* **Exercise**
Could you rewrite the records from their start through the line containing "output-toolbar: Auto map", replacing "elements" with "components" and changing nothing else?

[Element and region data]
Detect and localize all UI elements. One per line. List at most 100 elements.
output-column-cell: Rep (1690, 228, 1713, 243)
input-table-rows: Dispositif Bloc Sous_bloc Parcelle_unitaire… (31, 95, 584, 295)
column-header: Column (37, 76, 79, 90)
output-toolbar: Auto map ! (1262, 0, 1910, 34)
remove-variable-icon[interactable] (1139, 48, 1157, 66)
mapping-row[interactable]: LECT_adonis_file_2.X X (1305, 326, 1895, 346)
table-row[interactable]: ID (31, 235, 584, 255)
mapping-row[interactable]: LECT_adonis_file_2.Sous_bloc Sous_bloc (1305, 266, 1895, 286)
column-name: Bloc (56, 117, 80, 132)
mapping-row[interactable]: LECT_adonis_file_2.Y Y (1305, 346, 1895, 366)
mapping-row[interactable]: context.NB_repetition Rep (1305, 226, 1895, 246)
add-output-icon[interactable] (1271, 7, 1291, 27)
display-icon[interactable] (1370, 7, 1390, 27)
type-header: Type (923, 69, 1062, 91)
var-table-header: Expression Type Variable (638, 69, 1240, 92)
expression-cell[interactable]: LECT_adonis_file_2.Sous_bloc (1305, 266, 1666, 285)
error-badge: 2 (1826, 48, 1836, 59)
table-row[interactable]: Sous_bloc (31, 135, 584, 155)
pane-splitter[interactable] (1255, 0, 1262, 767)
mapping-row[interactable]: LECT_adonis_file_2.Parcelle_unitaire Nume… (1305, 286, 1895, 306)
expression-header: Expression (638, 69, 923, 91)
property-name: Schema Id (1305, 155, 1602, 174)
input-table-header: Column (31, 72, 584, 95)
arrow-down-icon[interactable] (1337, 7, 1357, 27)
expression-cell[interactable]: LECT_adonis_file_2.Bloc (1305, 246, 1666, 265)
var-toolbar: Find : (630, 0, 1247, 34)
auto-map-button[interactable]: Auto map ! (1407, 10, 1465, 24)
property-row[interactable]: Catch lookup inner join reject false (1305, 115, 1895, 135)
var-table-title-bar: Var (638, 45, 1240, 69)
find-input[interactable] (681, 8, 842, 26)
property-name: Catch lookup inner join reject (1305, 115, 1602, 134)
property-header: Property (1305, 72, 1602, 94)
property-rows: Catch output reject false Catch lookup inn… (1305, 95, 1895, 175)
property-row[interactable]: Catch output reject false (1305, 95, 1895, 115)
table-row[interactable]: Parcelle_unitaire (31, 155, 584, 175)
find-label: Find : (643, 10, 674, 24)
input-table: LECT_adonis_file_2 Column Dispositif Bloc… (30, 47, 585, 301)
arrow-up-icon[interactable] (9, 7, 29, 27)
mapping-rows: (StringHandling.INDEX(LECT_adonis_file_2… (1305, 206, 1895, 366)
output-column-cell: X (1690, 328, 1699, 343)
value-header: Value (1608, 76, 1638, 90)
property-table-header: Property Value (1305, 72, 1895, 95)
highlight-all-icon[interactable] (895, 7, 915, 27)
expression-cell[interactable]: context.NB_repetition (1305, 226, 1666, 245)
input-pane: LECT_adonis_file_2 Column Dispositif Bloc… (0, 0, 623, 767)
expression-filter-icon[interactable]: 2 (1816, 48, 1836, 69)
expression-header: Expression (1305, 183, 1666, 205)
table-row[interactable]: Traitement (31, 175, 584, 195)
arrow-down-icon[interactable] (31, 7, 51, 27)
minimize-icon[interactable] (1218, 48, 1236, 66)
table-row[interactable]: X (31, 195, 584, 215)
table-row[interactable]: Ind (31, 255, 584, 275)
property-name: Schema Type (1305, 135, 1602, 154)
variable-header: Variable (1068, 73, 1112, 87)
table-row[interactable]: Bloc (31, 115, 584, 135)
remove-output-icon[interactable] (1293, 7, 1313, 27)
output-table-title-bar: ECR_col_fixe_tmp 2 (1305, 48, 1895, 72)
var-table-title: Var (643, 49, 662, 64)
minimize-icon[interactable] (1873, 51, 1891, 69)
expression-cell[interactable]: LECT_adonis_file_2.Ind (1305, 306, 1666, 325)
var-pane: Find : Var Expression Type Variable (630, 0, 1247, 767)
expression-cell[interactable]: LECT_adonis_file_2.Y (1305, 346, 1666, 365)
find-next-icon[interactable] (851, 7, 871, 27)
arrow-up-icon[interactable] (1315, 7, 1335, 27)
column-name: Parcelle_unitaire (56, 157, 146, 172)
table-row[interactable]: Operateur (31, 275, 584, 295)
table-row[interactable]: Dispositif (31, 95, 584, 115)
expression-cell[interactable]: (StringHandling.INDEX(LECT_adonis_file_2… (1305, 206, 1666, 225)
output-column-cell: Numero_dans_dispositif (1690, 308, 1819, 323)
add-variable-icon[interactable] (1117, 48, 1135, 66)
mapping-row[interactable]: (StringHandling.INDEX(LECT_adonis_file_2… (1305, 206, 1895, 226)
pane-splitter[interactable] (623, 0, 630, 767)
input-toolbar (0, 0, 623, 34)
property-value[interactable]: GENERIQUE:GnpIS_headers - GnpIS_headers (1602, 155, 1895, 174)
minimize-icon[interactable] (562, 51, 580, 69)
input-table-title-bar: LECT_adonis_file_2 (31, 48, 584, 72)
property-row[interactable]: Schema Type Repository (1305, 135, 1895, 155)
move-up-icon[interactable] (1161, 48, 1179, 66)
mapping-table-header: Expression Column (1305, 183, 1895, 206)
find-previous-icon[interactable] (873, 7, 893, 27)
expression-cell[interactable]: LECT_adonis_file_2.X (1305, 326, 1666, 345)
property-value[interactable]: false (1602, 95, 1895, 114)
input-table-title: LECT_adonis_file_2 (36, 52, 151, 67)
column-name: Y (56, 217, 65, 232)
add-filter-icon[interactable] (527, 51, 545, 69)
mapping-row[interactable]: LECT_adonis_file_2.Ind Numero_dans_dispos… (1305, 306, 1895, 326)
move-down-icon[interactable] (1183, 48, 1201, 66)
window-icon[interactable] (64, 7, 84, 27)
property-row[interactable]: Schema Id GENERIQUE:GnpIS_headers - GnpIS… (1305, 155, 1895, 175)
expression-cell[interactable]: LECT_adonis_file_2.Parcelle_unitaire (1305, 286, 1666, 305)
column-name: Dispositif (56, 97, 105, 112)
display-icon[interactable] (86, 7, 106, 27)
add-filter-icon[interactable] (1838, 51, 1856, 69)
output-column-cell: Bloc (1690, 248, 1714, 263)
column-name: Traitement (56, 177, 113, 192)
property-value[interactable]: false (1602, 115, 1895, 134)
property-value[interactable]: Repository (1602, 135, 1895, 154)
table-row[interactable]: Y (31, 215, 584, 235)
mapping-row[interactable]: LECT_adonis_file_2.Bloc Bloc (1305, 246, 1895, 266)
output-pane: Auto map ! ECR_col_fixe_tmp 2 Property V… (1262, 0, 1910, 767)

* **Full answer**
Detect and localize all UI components. One per line. List at most 100 components.
output-column-cell: Rep (1690, 228, 1713, 243)
input-table-rows: Dispositif Bloc Sous_bloc Parcelle_unitaire… (31, 95, 584, 295)
column-header: Column (37, 76, 79, 90)
output-toolbar: Auto map ! (1262, 0, 1910, 34)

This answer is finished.